- TASK DETAILS -
Every line below should be repeated exactly.

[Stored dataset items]
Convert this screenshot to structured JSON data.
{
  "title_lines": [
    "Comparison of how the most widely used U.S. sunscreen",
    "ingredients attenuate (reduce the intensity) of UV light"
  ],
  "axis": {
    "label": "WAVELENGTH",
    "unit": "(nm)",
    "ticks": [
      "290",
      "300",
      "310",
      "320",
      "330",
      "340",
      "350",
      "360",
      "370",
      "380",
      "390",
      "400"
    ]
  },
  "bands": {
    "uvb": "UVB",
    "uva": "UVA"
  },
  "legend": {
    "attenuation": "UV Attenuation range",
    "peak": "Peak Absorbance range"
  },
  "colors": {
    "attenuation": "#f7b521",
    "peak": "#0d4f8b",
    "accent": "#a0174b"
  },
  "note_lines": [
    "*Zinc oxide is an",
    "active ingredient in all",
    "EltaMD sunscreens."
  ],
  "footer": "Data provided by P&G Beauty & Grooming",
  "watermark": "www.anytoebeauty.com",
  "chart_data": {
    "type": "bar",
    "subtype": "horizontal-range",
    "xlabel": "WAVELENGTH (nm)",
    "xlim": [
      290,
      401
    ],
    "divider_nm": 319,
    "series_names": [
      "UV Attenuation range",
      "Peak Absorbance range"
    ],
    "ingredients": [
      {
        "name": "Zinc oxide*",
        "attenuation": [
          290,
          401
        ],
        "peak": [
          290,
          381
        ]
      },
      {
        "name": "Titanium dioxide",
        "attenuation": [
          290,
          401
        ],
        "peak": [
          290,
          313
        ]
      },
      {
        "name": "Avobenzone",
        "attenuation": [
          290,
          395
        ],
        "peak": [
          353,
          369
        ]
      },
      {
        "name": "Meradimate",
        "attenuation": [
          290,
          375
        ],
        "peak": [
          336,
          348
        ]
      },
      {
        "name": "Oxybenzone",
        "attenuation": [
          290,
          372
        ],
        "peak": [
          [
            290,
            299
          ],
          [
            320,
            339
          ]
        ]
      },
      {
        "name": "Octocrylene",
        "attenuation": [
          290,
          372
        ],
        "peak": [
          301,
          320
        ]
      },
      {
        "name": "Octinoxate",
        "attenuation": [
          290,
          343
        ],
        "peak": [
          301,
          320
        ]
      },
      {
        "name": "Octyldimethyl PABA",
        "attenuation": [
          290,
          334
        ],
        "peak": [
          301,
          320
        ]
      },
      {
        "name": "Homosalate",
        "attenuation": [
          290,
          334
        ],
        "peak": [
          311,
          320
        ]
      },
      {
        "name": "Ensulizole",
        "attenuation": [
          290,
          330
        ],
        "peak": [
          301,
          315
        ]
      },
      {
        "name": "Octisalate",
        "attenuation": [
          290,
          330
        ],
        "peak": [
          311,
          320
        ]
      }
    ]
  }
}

- REPLY -
Convert this screenshot to structured JSON data.
{
  "title_lines": [
    "Comparison of how the most widely used U.S. sunscreen",
    "ingredients attenuate (reduce the intensity) of UV light"
  ],
  "axis": {
    "label": "WAVELENGTH",
    "unit": "(nm)",
    "ticks": [
      "290",
      "300",
      "310",
      "320",
      "330",
      "340",
      "350",
      "360",
      "370",
      "380",
      "390",
      "400"
    ]
  },
  "bands": {
    "uvb": "UVB",
    "uva": "UVA"
  },
  "legend": {
    "attenuation": "UV Attenuation range",
    "peak": "Peak Absorbance range"
  },
  "colors": {
    "attenuation": "#f7b521",
    "peak": "#0d4f8b",
    "accent": "#a0174b"
  },
  "note_lines": [
    "*Zinc oxide is an",
    "active ingredient in all",
    "EltaMD sunscreens."
  ],
  "footer": "Data provided by P&G Beauty & Grooming",
  "watermark": "www.anytoebeauty.com",
  "chart_data": {
    "type": "bar",
    "subtype": "horizontal-range",
    "xlabel": "WAVELENGTH (nm)",
    "xlim": [
      290,
      401
    ],
    "divider_nm": 319,
    "series_names": [
      "UV Attenuation range",
      "Peak Absorbance range"
    ],
    "ingredients": [
      {
        "name": "Zinc oxide*",
        "attenuation": [
          290,
          401
        ],
        "peak": [
          290,
          381
        ]
      },
      {
        "name": "Titanium dioxide",
        "attenuation": [
          290,
          401
        ],
        "peak": [
          290,
          313
        ]
      },
      {
        "name": "Avobenzone",
        "attenuation": [
          290,
          395
        ],
        "peak": [
          353,
          369
        ]
      },
      {
        "name": "Meradimate",
        "attenuation": [
          290,
          375
        ],
        "peak": [
          336,
          348
        ]
      },
      {
        "name": "Oxybenzone",
        "attenuation": [
          290,
          372
        ],
        "peak": [
          [
            290,
            299
          ],
          [
            320,
            339
          ]
        ]
      },
      {
        "name": "Octocrylene",
        "attenuation": [
          290,
          372
        ],
        "peak": [
          301,
          320
        ]
      },
      {
        "name": "Octinoxate",
        "attenuation": [
          290,
          343
        ],
        "peak": [
          301,
          320
        ]
      },
      {
        "name": "Octyldimethyl PABA",
        "attenuation": [
          290,
          334
        ],
        "peak": [
          301,
          320
        ]
      },
      {
        "name": "Homosalate",
        "attenuation": [
          290,
          334
        ],
        "peak": [
          311,
          320
        ]
      },
      {
        "name": "Ensulizole",
        "attenuation": [
          290,
          330
        ],
        "peak": [
          301,
          315
        ]
      },
      {
        "name": "Octisalate",
        "attenuation": [
          290,
          330
        ],
        "peak": [
          311,
          320
        ]
      }
    ]
  }
}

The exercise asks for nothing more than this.